Saved entries
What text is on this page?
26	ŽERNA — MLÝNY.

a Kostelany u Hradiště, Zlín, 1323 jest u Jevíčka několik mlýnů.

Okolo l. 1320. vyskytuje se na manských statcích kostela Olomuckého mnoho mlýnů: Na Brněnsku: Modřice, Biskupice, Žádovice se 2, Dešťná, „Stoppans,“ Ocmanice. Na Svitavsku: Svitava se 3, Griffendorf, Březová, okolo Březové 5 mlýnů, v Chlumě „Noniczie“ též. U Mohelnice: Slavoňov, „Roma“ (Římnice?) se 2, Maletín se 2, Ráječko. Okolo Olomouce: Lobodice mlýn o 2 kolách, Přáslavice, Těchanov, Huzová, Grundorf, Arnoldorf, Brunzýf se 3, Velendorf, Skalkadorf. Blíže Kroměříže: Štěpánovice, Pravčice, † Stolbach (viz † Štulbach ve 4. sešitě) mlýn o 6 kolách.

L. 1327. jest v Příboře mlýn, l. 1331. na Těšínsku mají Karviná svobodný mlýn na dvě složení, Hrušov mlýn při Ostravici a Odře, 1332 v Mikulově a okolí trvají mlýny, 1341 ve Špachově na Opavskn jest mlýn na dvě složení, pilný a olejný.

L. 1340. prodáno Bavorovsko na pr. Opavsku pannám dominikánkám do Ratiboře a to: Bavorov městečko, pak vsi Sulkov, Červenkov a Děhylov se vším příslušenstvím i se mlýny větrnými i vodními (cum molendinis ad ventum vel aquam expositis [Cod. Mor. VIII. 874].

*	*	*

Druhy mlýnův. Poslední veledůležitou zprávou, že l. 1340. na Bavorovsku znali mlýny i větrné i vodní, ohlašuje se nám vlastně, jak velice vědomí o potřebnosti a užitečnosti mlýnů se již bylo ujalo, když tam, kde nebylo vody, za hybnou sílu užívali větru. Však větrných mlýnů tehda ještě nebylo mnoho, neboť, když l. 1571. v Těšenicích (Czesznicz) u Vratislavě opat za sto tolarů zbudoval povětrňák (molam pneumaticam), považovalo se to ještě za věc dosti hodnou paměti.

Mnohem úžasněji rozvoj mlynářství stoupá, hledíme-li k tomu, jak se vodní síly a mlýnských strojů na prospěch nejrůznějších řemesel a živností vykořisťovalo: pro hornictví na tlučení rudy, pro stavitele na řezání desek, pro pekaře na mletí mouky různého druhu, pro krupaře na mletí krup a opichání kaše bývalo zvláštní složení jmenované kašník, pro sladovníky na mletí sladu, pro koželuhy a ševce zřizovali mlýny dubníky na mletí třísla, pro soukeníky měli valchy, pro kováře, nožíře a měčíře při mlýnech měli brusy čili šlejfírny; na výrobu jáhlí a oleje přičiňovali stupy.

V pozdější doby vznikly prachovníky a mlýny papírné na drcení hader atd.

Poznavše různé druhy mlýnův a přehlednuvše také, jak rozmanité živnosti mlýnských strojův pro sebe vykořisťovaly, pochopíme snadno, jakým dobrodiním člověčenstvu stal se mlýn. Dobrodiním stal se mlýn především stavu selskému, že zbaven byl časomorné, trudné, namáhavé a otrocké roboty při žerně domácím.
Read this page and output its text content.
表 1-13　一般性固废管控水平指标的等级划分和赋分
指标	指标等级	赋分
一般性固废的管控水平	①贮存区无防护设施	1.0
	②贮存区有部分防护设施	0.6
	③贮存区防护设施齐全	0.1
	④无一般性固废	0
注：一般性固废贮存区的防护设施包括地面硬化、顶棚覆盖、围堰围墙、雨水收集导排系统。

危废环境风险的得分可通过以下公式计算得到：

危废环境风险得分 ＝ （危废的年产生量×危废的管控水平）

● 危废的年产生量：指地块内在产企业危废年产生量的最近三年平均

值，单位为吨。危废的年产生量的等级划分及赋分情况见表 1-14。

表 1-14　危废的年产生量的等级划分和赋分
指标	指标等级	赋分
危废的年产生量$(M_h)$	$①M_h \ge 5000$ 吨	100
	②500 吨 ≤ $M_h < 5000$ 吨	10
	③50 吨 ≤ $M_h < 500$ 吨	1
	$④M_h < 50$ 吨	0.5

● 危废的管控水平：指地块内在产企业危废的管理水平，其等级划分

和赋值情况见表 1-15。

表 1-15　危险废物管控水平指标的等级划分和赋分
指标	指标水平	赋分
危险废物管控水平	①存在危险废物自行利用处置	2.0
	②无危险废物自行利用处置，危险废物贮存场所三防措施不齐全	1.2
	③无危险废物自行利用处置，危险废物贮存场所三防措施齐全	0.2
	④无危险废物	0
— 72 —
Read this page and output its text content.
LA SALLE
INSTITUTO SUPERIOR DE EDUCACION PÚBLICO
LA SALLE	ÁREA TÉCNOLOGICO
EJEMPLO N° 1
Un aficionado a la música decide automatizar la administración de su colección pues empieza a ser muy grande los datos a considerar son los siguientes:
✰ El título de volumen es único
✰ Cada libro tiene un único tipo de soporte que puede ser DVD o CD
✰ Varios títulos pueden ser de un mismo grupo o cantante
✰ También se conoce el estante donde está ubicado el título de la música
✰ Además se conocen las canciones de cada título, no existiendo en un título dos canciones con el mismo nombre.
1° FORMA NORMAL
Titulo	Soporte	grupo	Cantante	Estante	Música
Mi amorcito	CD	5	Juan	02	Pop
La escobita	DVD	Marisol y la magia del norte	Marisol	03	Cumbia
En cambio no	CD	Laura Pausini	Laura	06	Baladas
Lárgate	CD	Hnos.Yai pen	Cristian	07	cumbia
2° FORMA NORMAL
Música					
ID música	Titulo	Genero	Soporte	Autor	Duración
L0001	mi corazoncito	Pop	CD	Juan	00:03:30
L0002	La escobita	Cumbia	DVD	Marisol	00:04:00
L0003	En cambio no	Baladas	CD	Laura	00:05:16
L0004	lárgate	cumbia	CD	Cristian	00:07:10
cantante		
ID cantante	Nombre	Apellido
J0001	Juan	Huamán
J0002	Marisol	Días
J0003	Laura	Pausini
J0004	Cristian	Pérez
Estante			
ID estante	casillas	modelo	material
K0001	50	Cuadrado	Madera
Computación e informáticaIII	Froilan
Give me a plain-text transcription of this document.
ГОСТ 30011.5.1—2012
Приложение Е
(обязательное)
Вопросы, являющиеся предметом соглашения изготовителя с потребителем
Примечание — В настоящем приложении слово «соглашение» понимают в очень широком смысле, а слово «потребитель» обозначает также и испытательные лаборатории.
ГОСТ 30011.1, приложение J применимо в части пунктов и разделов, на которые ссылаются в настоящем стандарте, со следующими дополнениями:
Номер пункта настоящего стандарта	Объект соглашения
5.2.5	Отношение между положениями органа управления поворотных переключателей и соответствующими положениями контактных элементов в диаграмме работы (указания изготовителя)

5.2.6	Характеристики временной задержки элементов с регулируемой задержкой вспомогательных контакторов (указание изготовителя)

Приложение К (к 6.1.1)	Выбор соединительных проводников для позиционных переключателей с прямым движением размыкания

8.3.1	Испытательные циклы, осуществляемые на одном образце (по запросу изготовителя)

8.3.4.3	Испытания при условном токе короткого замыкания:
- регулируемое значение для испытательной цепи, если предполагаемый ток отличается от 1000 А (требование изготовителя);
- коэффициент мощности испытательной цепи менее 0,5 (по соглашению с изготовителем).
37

**The task:** Nothing but the lines from the line with "Give me a plain-text" to the last line of the listing above should appear; please retype them exactly, both ends included.

**Expected output:**
Give me a plain-text transcription of this document.
ГОСТ 30011.5.1—2012
Приложение Е
(обязательное)
Вопросы, являющиеся предметом соглашения изготовителя с потребителем
Примечание — В настоящем приложении слово «соглашение» понимают в очень широком смысле, а слово «потребитель» обозначает также и испытательные лаборатории.
ГОСТ 30011.1, приложение J применимо в части пунктов и разделов, на которые ссылаются в настоящем стандарте, со следующими дополнениями:
Номер пункта настоящего стандарта	Объект соглашения
5.2.5	Отношение между положениями органа управления поворотных переключателей и соответствующими положениями контактных элементов в диаграмме работы (указания изготовителя)

5.2.6	Характеристики временной задержки элементов с регулируемой задержкой вспомогательных контакторов (указание изготовителя)

Приложение К (к 6.1.1)	Выбор соединительных проводников для позиционных переключателей с прямым движением размыкания

8.3.1	Испытательные циклы, осуществляемые на одном образце (по запросу изготовителя)

8.3.4.3	Испытания при условном токе короткого замыкания:
- регулируемое значение для испытательной цепи, если предполагаемый ток отличается от 1000 А (требование изготовителя);
- коэффициент мощности испытательной цепи менее 0,5 (по соглашению с изготовителем).
37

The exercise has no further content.